— Instruction —
Below is some material; transcribe all of it exactly.

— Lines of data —
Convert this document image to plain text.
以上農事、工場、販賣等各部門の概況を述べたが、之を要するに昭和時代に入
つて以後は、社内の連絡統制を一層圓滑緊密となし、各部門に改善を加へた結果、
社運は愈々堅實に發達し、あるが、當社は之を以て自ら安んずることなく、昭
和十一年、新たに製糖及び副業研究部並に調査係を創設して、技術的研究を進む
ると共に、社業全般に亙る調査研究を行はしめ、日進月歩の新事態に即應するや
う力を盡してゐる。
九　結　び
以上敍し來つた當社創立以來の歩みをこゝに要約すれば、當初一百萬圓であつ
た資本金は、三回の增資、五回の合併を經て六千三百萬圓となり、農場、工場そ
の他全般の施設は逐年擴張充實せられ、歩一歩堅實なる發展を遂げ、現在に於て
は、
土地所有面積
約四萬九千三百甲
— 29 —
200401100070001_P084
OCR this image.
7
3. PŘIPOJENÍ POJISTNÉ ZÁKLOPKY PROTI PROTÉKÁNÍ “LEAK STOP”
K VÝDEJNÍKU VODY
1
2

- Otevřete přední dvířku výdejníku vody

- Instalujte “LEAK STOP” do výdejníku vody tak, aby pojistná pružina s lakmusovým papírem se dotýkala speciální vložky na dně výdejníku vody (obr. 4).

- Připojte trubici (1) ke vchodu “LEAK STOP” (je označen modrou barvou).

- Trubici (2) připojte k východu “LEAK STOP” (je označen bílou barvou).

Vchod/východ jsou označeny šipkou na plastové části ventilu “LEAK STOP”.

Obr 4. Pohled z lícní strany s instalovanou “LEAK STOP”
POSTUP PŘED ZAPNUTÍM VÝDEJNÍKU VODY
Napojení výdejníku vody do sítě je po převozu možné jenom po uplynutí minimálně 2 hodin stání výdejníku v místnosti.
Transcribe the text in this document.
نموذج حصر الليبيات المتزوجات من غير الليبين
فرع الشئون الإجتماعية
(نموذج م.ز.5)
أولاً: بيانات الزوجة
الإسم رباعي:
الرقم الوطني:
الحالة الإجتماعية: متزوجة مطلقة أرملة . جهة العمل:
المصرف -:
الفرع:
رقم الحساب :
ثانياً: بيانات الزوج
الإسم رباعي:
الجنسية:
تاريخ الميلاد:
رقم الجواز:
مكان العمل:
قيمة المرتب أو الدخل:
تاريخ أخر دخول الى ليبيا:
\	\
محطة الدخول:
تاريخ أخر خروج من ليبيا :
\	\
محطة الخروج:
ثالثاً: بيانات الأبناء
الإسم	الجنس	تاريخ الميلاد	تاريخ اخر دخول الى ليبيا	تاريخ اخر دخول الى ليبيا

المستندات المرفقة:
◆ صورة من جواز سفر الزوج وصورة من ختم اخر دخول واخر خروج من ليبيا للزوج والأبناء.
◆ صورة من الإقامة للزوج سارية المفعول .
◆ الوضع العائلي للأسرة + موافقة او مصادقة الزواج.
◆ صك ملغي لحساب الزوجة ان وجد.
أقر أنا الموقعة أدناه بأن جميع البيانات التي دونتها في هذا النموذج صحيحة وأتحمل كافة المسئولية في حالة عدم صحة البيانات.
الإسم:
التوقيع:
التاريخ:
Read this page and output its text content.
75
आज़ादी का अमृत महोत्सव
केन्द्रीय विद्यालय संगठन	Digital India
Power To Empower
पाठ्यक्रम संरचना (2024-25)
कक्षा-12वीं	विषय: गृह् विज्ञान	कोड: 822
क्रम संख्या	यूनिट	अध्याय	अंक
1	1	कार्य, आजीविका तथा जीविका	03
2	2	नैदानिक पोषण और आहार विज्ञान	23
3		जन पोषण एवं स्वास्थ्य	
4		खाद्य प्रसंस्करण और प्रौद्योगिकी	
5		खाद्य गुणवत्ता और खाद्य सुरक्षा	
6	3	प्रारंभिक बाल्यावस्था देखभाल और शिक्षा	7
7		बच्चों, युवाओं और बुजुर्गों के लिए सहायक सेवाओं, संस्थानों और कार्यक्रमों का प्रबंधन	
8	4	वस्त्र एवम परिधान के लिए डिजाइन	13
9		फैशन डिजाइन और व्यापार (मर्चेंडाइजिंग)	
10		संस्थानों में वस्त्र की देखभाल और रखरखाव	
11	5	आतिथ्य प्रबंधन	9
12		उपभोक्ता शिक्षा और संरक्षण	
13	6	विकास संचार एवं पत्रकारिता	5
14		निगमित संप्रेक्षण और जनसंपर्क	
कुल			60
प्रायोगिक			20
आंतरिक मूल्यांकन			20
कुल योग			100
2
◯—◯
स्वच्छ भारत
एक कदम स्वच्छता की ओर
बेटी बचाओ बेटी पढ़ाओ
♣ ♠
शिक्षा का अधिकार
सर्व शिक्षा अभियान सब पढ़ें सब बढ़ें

— Answer to this problem —
Convert this document image to plain text.
以上農事、工場、販賣等各部門の概況を述べたが、之を要するに昭和時代に入
つて以後は、社内の連絡統制を一層圓滑緊密となし、各部門に改善を加へた結果、
社運は愈々堅實に發達し、あるが、當社は之を以て自ら安んずることなく、昭
和十一年、新たに製糖及び副業研究部並に調査係を創設して、技術的研究を進む
ると共に、社業全般に亙る調査研究を行はしめ、日進月歩の新事態に即應するや
う力を盡してゐる。
九　結　び
以上敍し來つた當社創立以來の歩みをこゝに要約すれば、當初一百萬圓であつ
た資本金は、三回の增資、五回の合併を經て六千三百萬圓となり、農場、工場そ
の他全般の施設は逐年擴張充實せられ、歩一歩堅實なる發展を遂げ、現在に於て
は、
土地所有面積
約四萬九千三百甲
— 29 —
200401100070001_P084
OCR this image.
7
3. PŘIPOJENÍ POJISTNÉ ZÁKLOPKY PROTI PROTÉKÁNÍ “LEAK STOP”
K VÝDEJNÍKU VODY
1
2

- Otevřete přední dvířku výdejníku vody

- Instalujte “LEAK STOP” do výdejníku vody tak, aby pojistná pružina s lakmusovým papírem se dotýkala speciální vložky na dně výdejníku vody (obr. 4).

- Připojte trubici (1) ke vchodu “LEAK STOP” (je označen modrou barvou).

- Trubici (2) připojte k východu “LEAK STOP” (je označen bílou barvou).

Vchod/východ jsou označeny šipkou na plastové části ventilu “LEAK STOP”.

Obr 4. Pohled z lícní strany s instalovanou “LEAK STOP”
POSTUP PŘED ZAPNUTÍM VÝDEJNÍKU VODY
Napojení výdejníku vody do sítě je po převozu možné jenom po uplynutí minimálně 2 hodin stání výdejníku v místnosti.
Transcribe the text in this document.
نموذج حصر الليبيات المتزوجات من غير الليبين
فرع الشئون الإجتماعية
(نموذج م.ز.5)
أولاً: بيانات الزوجة
الإسم رباعي:
الرقم الوطني:
الحالة الإجتماعية: متزوجة مطلقة أرملة . جهة العمل:
المصرف -:
الفرع:
رقم الحساب :
ثانياً: بيانات الزوج
الإسم رباعي:
الجنسية:
تاريخ الميلاد:
رقم الجواز:
مكان العمل:
قيمة المرتب أو الدخل:
تاريخ أخر دخول الى ليبيا:
\	\
محطة الدخول:
تاريخ أخر خروج من ليبيا :
\	\
محطة الخروج:
ثالثاً: بيانات الأبناء
الإسم	الجنس	تاريخ الميلاد	تاريخ اخر دخول الى ليبيا	تاريخ اخر دخول الى ليبيا

المستندات المرفقة:
◆ صورة من جواز سفر الزوج وصورة من ختم اخر دخول واخر خروج من ليبيا للزوج والأبناء.
◆ صورة من الإقامة للزوج سارية المفعول .
◆ الوضع العائلي للأسرة + موافقة او مصادقة الزواج.
◆ صك ملغي لحساب الزوجة ان وجد.
أقر أنا الموقعة أدناه بأن جميع البيانات التي دونتها في هذا النموذج صحيحة وأتحمل كافة المسئولية في حالة عدم صحة البيانات.
الإسم:
التوقيع:
التاريخ:
Read this page and output its text content.
75
आज़ादी का अमृत महोत्सव
केन्द्रीय विद्यालय संगठन	Digital India
Power To Empower
पाठ्यक्रम संरचना (2024-25)
कक्षा-12वीं	विषय: गृह् विज्ञान	कोड: 822
क्रम संख्या	यूनिट	अध्याय	अंक
1	1	कार्य, आजीविका तथा जीविका	03
2	2	नैदानिक पोषण और आहार विज्ञान	23
3		जन पोषण एवं स्वास्थ्य	
4		खाद्य प्रसंस्करण और प्रौद्योगिकी	
5		खाद्य गुणवत्ता और खाद्य सुरक्षा	
6	3	प्रारंभिक बाल्यावस्था देखभाल और शिक्षा	7
7		बच्चों, युवाओं और बुजुर्गों के लिए सहायक सेवाओं, संस्थानों और कार्यक्रमों का प्रबंधन	
8	4	वस्त्र एवम परिधान के लिए डिजाइन	13
9		फैशन डिजाइन और व्यापार (मर्चेंडाइजिंग)	
10		संस्थानों में वस्त्र की देखभाल और रखरखाव	
11	5	आतिथ्य प्रबंधन	9
12		उपभोक्ता शिक्षा और संरक्षण	
13	6	विकास संचार एवं पत्रकारिता	5
14		निगमित संप्रेक्षण और जनसंपर्क	
कुल			60
प्रायोगिक			20
आंतरिक मूल्यांकन			20
कुल योग			100
2
◯—◯
स्वच्छ भारत
एक कदम स्वच्छता की ओर
बेटी बचाओ बेटी पढ़ाओ
♣ ♠
शिक्षा का अधिकार
सर्व शिक्षा अभियान सब पढ़ें सब बढ़ें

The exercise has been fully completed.